--- BEGIN ---

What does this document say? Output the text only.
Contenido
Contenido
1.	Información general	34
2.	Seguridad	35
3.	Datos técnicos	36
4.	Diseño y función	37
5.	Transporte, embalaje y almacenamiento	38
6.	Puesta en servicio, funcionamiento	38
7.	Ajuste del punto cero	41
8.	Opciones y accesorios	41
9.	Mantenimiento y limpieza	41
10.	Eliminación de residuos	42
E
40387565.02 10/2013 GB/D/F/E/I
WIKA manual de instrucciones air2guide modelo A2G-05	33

--- END ---

Set down every line of the listing above again, exactly as given.

§ SOLUTION FOR THIS EXERCISE
What does this document say? Output the text only.
Contenido
Contenido
1.	Información general	34
2.	Seguridad	35
3.	Datos técnicos	36
4.	Diseño y función	37
5.	Transporte, embalaje y almacenamiento	38
6.	Puesta en servicio, funcionamiento	38
7.	Ajuste del punto cero	41
8.	Opciones y accesorios	41
9.	Mantenimiento y limpieza	41
10.	Eliminación de residuos	42
E
40387565.02 10/2013 GB/D/F/E/I
WIKA manual de instrucciones air2guide modelo A2G-05	33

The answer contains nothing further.